• MATERIAL PROVIDED:
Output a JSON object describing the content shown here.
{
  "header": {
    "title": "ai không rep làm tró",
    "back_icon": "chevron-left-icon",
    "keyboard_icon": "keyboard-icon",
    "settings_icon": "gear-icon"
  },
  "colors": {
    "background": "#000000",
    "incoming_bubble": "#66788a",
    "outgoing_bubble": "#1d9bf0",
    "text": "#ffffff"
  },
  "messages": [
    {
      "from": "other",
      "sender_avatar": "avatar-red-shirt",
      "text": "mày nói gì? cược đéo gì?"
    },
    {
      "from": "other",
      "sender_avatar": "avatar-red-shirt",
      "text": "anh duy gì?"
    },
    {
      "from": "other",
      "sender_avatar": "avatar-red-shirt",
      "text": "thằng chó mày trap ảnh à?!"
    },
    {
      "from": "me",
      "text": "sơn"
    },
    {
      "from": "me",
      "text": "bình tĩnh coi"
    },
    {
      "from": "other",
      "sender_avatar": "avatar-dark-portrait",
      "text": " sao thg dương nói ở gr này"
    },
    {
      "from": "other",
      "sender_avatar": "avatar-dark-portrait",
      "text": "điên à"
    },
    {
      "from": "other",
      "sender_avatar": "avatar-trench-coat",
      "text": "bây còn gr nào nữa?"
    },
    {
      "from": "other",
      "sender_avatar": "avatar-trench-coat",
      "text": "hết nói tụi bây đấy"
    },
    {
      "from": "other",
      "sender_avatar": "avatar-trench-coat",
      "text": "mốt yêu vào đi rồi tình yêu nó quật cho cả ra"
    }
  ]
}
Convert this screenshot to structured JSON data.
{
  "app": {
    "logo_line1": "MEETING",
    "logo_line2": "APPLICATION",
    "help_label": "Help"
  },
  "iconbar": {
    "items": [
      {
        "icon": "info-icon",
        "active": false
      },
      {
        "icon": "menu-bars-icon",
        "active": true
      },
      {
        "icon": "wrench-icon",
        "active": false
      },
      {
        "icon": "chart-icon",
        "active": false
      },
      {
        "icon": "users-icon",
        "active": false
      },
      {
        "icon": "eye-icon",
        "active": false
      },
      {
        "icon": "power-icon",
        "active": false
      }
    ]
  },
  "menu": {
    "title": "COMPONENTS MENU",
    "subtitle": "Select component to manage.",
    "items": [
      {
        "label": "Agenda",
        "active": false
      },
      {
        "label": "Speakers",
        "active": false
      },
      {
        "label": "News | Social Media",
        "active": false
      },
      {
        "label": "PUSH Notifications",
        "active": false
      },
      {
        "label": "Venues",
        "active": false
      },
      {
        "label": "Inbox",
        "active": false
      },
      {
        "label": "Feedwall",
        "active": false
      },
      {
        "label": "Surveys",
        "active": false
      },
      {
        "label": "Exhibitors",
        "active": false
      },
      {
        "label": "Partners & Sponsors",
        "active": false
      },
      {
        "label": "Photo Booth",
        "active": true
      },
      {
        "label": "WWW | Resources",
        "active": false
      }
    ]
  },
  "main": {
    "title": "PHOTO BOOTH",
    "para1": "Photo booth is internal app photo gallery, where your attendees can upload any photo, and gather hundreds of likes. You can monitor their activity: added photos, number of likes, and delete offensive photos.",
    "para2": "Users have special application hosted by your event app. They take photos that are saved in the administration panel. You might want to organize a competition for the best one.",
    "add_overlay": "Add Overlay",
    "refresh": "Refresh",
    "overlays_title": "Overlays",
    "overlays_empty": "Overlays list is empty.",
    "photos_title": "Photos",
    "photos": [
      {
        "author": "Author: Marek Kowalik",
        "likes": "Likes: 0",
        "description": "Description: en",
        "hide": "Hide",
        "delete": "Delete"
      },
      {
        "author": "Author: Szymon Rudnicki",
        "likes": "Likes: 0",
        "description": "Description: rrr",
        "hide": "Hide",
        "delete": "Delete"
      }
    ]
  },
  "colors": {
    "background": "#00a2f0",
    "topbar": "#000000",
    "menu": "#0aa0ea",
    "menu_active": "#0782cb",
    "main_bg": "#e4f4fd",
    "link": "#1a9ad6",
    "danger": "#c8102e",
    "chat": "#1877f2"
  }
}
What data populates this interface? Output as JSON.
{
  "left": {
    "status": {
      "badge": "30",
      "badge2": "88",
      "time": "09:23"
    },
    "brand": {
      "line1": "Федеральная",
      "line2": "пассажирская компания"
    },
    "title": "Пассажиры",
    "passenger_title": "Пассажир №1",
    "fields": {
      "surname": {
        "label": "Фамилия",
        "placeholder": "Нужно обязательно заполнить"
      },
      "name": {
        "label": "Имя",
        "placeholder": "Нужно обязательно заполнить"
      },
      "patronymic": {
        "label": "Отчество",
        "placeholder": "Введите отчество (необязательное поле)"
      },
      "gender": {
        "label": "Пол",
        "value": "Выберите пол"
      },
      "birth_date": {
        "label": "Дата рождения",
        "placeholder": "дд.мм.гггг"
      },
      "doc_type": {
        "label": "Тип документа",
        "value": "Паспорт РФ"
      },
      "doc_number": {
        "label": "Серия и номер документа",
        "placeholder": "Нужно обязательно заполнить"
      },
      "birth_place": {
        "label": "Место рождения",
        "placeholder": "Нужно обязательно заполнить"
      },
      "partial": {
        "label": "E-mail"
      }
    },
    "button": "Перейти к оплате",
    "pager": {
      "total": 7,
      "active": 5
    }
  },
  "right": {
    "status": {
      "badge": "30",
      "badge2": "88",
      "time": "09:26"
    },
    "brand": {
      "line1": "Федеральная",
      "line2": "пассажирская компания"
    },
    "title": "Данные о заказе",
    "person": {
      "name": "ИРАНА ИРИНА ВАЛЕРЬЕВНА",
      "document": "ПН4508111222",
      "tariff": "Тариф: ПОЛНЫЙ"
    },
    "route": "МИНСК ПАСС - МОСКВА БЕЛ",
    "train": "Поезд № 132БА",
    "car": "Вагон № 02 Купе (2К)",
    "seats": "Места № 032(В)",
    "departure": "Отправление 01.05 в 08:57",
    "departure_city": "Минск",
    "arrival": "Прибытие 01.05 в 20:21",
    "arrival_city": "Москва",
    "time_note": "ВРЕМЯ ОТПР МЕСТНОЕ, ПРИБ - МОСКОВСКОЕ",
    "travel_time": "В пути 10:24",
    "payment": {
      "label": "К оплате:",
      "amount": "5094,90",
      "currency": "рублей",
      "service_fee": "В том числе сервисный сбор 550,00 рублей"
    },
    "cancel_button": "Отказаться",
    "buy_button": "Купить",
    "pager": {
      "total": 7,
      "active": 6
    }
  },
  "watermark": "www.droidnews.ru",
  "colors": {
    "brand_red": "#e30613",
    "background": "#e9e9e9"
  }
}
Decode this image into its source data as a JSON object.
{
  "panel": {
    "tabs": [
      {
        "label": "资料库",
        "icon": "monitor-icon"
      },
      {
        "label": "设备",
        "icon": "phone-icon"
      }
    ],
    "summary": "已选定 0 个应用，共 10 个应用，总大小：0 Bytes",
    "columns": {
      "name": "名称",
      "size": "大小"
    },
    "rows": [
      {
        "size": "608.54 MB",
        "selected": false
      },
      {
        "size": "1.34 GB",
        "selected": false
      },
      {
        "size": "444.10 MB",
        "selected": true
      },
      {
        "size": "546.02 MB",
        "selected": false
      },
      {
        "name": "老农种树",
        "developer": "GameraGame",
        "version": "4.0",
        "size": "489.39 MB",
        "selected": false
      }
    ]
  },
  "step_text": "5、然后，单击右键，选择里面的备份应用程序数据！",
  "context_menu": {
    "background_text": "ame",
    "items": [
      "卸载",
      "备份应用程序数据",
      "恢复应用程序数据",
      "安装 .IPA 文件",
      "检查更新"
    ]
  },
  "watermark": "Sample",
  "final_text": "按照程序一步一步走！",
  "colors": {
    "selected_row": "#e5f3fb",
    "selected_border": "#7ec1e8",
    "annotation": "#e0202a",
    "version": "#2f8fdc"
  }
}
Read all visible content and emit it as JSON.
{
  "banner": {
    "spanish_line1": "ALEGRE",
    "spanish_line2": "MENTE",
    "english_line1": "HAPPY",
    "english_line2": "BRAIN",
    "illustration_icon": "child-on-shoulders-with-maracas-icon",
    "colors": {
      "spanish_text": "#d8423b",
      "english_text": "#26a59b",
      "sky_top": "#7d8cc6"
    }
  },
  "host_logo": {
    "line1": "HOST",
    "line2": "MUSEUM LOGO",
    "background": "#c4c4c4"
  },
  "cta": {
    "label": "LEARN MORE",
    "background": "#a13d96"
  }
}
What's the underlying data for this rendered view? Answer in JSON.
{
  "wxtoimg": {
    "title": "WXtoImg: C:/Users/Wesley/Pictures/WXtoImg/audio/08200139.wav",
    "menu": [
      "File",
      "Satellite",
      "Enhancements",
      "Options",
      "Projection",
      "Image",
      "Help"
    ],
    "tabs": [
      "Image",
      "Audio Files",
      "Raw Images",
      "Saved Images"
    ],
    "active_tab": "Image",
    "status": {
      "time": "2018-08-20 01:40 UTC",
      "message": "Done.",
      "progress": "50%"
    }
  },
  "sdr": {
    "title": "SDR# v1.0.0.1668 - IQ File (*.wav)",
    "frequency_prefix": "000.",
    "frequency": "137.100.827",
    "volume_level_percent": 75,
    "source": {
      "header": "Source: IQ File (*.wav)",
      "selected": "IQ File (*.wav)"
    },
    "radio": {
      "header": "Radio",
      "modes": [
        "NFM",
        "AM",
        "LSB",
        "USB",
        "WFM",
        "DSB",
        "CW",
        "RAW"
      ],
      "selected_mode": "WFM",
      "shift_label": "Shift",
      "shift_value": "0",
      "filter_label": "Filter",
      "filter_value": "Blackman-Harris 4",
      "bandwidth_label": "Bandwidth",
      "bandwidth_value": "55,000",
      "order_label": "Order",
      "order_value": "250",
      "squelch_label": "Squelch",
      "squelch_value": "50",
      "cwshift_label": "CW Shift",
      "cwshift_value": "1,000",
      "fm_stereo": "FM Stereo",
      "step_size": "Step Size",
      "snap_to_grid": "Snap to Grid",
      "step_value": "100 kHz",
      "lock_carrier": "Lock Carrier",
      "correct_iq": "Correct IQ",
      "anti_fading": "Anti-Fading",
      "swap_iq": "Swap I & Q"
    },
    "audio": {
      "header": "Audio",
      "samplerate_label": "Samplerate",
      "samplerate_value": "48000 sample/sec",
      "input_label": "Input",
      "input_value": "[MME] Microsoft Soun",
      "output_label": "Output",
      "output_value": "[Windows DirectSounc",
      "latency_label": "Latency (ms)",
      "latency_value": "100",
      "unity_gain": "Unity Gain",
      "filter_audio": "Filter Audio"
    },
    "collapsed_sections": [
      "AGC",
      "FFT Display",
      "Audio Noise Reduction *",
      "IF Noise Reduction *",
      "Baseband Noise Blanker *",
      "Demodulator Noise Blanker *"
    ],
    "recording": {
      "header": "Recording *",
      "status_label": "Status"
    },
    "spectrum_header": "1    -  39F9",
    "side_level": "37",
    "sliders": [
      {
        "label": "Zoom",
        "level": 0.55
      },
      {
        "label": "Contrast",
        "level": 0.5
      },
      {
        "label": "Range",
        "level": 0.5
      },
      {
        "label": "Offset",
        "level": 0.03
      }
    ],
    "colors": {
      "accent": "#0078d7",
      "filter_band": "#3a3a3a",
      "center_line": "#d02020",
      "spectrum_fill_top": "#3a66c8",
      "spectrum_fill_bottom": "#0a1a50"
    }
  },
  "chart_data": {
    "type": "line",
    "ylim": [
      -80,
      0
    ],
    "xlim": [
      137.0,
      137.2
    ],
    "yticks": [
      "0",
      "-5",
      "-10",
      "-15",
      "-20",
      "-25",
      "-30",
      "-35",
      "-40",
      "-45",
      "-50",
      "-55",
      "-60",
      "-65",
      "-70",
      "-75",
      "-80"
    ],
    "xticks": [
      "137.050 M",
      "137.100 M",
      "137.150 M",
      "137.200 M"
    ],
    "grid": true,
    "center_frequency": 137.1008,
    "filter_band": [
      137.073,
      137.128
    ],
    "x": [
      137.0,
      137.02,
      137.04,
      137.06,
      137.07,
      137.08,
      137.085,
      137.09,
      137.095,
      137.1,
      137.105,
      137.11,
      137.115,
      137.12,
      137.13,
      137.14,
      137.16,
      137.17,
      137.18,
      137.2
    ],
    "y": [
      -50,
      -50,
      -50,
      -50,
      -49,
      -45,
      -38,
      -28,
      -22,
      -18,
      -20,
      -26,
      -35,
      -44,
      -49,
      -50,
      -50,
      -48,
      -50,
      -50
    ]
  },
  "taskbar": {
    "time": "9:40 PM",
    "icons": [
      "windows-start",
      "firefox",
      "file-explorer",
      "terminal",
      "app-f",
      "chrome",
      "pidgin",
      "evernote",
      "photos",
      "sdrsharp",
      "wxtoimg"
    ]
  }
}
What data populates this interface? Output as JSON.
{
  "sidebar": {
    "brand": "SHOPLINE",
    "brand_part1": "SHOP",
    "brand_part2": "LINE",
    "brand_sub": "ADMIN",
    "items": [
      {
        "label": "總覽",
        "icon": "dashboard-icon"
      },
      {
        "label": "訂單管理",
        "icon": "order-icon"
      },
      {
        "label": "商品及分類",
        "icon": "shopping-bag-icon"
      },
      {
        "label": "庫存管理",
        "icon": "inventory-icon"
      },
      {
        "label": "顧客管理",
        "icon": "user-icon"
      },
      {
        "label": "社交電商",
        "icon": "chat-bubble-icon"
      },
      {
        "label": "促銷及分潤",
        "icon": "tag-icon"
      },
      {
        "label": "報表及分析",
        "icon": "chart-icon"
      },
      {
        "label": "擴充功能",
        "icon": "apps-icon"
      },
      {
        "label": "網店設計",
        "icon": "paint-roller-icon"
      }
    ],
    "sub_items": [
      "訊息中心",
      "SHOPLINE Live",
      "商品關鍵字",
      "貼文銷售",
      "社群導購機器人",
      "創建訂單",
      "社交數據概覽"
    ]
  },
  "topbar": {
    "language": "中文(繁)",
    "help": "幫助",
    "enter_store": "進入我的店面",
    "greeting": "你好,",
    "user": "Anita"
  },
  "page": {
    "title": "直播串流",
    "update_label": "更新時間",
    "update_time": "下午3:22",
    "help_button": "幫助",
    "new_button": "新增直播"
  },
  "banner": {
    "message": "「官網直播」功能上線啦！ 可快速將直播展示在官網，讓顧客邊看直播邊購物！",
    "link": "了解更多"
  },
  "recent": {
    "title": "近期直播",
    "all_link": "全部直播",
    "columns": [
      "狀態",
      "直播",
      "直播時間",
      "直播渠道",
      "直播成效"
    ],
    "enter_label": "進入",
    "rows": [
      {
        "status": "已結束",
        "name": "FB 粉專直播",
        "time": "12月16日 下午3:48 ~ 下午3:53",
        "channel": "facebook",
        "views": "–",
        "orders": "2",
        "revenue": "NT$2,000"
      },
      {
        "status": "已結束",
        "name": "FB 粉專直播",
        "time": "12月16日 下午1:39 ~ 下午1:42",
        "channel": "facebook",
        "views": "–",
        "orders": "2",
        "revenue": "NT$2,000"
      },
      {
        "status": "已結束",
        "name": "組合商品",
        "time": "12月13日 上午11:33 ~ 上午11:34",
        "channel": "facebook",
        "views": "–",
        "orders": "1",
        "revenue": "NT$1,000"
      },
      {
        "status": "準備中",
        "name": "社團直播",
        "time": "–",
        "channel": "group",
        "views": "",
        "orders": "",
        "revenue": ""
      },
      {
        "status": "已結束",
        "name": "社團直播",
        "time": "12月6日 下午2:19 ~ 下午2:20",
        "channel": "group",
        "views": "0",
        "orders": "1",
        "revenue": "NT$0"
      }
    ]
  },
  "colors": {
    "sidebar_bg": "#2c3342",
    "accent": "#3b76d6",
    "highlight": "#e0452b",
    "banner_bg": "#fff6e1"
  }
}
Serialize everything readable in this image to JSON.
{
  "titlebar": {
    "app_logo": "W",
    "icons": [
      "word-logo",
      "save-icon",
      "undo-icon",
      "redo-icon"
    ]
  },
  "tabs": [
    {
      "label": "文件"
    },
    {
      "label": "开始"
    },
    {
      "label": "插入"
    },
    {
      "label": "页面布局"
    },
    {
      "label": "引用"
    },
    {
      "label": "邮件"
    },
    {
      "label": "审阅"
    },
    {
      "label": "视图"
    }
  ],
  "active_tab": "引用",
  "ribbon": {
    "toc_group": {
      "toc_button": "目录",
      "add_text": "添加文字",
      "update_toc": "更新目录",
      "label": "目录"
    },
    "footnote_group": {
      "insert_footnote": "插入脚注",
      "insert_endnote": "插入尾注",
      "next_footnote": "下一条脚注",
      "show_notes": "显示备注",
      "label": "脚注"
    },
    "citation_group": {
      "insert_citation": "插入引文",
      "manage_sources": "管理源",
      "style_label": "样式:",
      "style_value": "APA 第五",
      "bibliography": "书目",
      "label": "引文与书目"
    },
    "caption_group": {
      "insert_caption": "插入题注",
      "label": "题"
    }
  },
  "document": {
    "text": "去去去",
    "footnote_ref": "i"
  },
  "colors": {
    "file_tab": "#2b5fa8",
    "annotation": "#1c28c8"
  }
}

• EXERCISE DIRECTIONS:
Find and copy every line in the entries above where the string "revenue" occurs.

• RESULT OF THE TASK:
        "revenue": "NT$2,000"
        "revenue": "NT$2,000"
        "revenue": "NT$1,000"
        "revenue": ""
        "revenue": "NT$0"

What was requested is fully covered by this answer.